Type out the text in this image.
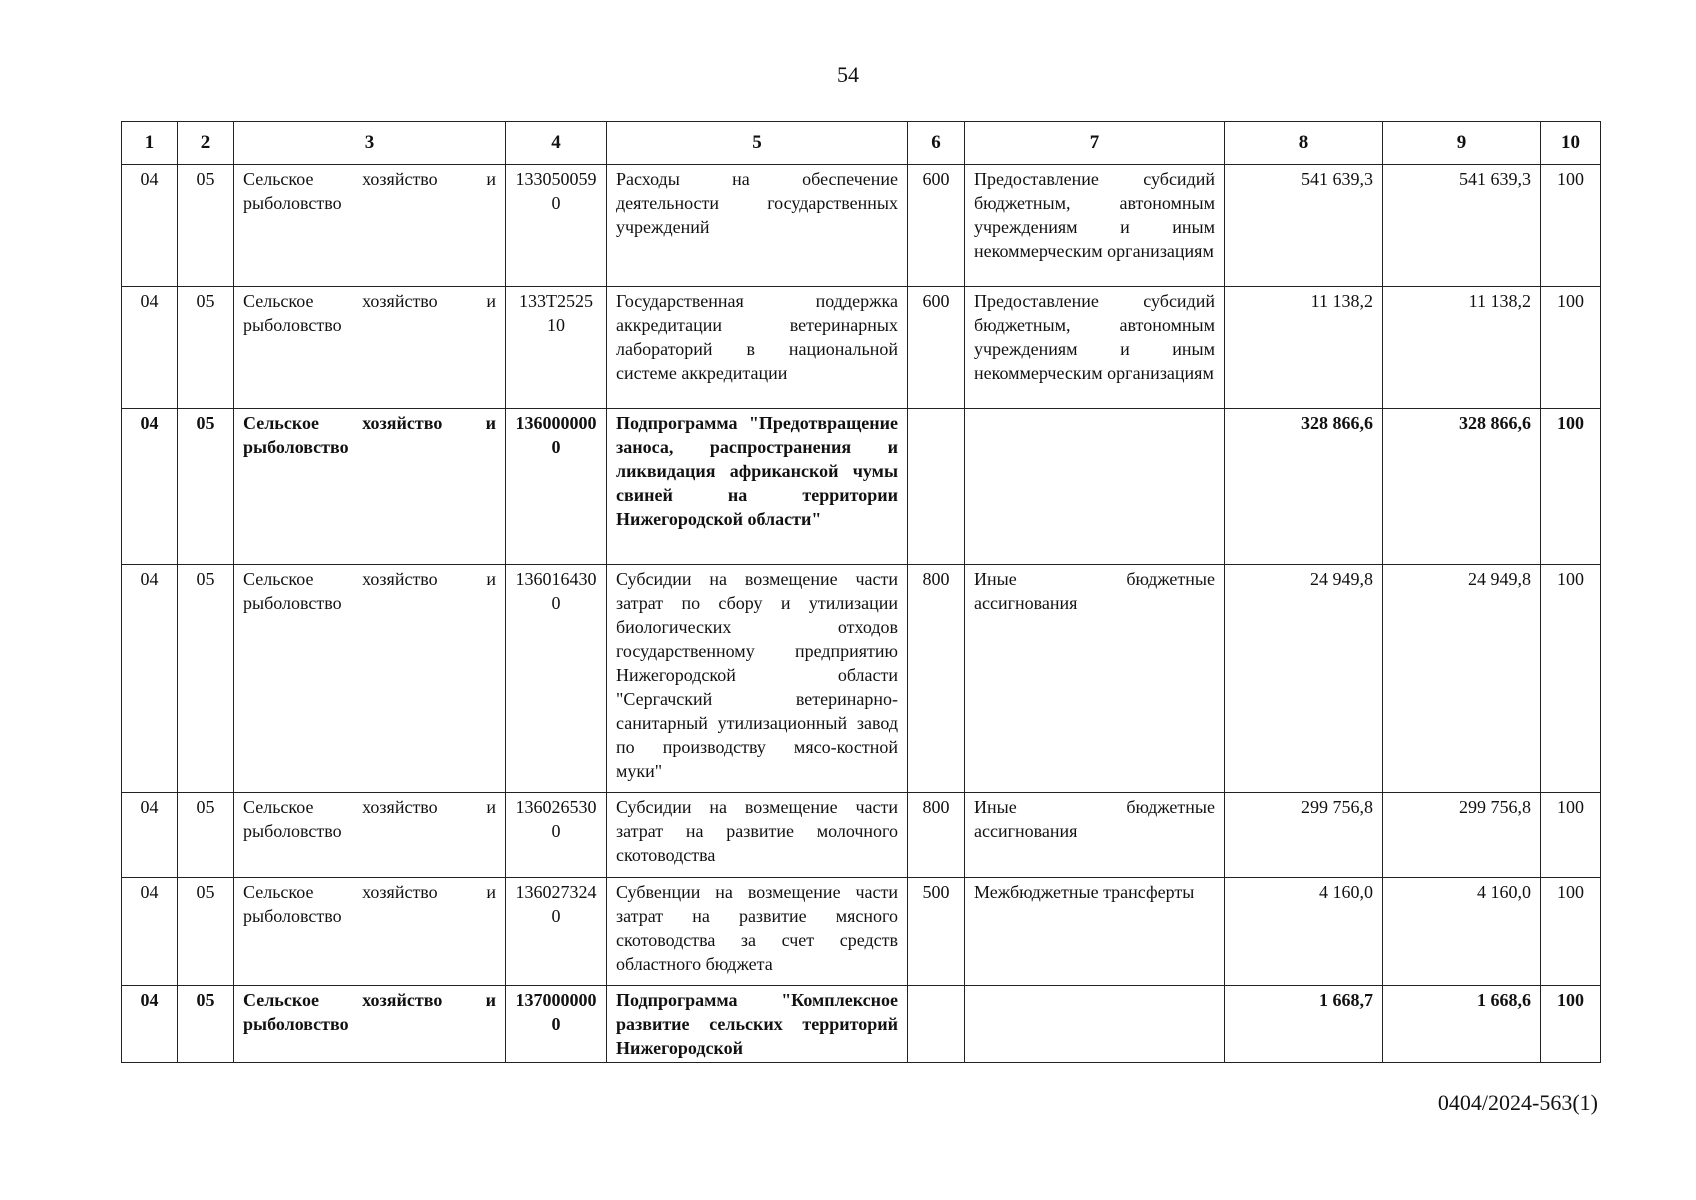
54
1	2	3	4	5	6	7	8	9	10
04	05	Сельское хозяйство и рыболовство	1330500590	Расходы на обеспечение деятельности государственных учреждений	600	Предоставление субсидий бюджетным, автономным учреждениям и иным некоммерческим организациям	541 639,3	541 639,3	100
04	05	Сельское хозяйство и рыболовство	133Т252510	Государственная поддержка аккредитации ветеринарных лабораторий в национальной системе аккредитации	600	Предоставление субсидий бюджетным, автономным учреждениям и иным некоммерческим организациям	11 138,2	11 138,2	100
04	05	Сельское хозяйство и рыболовство	1360000000	Подпрограмма "Предотвращение заноса, распространения и ликвидация африканской чумы свиней на территории Нижегородской области"			328 866,6	328 866,6	100
04	05	Сельское хозяйство и рыболовство	1360164300	Субсидии на возмещение части затрат по сбору и утилизации биологических отходов государственному предприятию Нижегородской области "Сергачский ветеринарно-санитарный утилизационный завод по производству мясо-костной муки"	800	Иные бюджетные ассигнования	24 949,8	24 949,8	100
04	05	Сельское хозяйство и рыболовство	1360265300	Субсидии на возмещение части затрат на развитие молочного скотоводства	800	Иные бюджетные ассигнования	299 756,8	299 756,8	100
04	05	Сельское хозяйство и рыболовство	1360273240	Субвенции на возмещение части затрат на развитие мясного скотоводства за счет средств областного бюджета	500	Межбюджетные трансферты	4 160,0	4 160,0	100
04	05	Сельское хозяйство и рыболовство	1370000000	Подпрограмма "Комплексное развитие сельских территорий Нижегородской			1 668,7	1 668,6	100
0404/2024-563(1)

::::

▸ **THE TASK**
Pictures are to be left out; all else in the entries above is to be quoted exactly.

▸ **OUTPUT FOR THIS TASK**
Type out the text in this image.
54
1	2	3	4	5	6	7	8	9	10
04	05	Сельское хозяйство и рыболовство	1330500590	Расходы на обеспечение деятельности государственных учреждений	600	Предоставление субсидий бюджетным, автономным учреждениям и иным некоммерческим организациям	541 639,3	541 639,3	100
04	05	Сельское хозяйство и рыболовство	133Т252510	Государственная поддержка аккредитации ветеринарных лабораторий в национальной системе аккредитации	600	Предоставление субсидий бюджетным, автономным учреждениям и иным некоммерческим организациям	11 138,2	11 138,2	100
04	05	Сельское хозяйство и рыболовство	1360000000	Подпрограмма "Предотвращение заноса, распространения и ликвидация африканской чумы свиней на территории Нижегородской области"			328 866,6	328 866,6	100
04	05	Сельское хозяйство и рыболовство	1360164300	Субсидии на возмещение части затрат по сбору и утилизации биологических отходов государственному предприятию Нижегородской области "Сергачский ветеринарно-санитарный утилизационный завод по производству мясо-костной муки"	800	Иные бюджетные ассигнования	24 949,8	24 949,8	100
04	05	Сельское хозяйство и рыболовство	1360265300	Субсидии на возмещение части затрат на развитие молочного скотоводства	800	Иные бюджетные ассигнования	299 756,8	299 756,8	100
04	05	Сельское хозяйство и рыболовство	1360273240	Субвенции на возмещение части затрат на развитие мясного скотоводства за счет средств областного бюджета	500	Межбюджетные трансферты	4 160,0	4 160,0	100
04	05	Сельское хозяйство и рыболовство	1370000000	Подпрограмма "Комплексное развитие сельских территорий Нижегородской			1 668,7	1 668,6	100
0404/2024-563(1)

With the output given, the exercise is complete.